— START Records for the task —
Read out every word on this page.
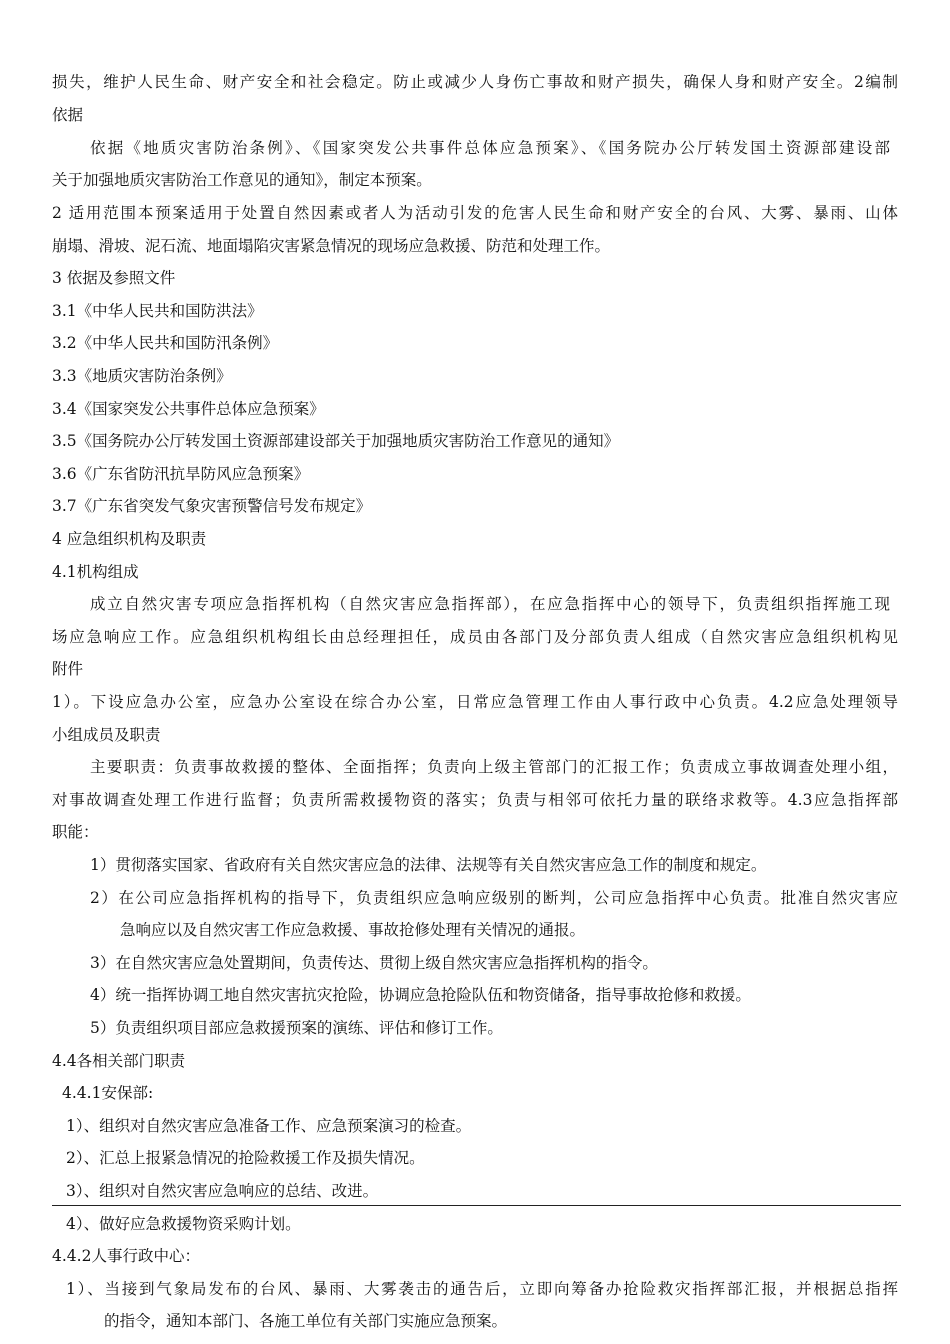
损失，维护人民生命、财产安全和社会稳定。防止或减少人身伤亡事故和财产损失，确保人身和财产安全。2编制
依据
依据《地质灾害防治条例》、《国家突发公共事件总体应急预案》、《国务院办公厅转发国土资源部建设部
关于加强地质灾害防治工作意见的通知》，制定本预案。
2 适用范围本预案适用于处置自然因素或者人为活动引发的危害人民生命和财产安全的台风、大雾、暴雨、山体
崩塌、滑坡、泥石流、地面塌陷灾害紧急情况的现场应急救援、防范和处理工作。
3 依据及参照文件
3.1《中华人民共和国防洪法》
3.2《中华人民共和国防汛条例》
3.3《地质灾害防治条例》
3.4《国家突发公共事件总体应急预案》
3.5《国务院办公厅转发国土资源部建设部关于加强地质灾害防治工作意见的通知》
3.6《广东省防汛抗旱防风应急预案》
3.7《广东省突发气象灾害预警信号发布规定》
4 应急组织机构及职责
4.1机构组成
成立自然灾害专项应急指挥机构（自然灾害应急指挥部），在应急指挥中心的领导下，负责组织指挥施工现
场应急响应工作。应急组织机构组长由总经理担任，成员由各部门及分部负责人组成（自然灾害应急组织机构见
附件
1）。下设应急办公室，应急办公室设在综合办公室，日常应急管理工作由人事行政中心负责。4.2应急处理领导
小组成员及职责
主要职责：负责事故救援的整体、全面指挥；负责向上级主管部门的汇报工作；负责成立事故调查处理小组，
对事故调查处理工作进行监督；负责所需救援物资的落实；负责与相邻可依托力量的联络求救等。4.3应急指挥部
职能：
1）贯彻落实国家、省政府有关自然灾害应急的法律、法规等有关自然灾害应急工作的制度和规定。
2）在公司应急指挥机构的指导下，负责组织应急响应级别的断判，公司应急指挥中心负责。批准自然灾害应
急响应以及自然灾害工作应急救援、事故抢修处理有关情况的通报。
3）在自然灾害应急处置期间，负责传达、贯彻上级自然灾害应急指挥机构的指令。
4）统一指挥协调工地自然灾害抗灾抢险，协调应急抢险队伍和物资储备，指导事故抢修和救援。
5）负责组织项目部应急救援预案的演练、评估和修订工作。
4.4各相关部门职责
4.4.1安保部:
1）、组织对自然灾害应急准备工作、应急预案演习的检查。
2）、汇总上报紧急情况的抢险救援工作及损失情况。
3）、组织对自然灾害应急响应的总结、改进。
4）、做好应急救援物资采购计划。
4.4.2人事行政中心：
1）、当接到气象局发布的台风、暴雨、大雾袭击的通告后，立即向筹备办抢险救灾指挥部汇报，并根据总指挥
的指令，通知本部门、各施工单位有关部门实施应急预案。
— END Records for the task —
— START Records for the task —
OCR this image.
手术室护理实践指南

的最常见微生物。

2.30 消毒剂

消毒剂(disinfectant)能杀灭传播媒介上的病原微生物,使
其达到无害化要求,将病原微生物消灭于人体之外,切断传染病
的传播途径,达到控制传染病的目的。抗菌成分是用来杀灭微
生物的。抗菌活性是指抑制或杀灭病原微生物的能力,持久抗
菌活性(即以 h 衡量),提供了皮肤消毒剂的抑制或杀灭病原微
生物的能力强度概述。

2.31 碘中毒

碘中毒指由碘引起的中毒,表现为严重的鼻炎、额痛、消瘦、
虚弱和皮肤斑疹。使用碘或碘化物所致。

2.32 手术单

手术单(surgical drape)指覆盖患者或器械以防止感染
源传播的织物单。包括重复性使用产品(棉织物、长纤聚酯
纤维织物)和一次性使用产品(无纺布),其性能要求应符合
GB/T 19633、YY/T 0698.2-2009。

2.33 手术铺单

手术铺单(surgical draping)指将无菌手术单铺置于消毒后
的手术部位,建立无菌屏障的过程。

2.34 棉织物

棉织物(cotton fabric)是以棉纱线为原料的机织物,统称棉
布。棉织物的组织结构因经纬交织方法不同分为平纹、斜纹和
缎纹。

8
— END Records for the task —
Extract from the material all lines containing the string "手术铺单".

The solution:
2.33 手术铺单
手术铺单(surgical draping)指将无菌手术单铺置于消毒后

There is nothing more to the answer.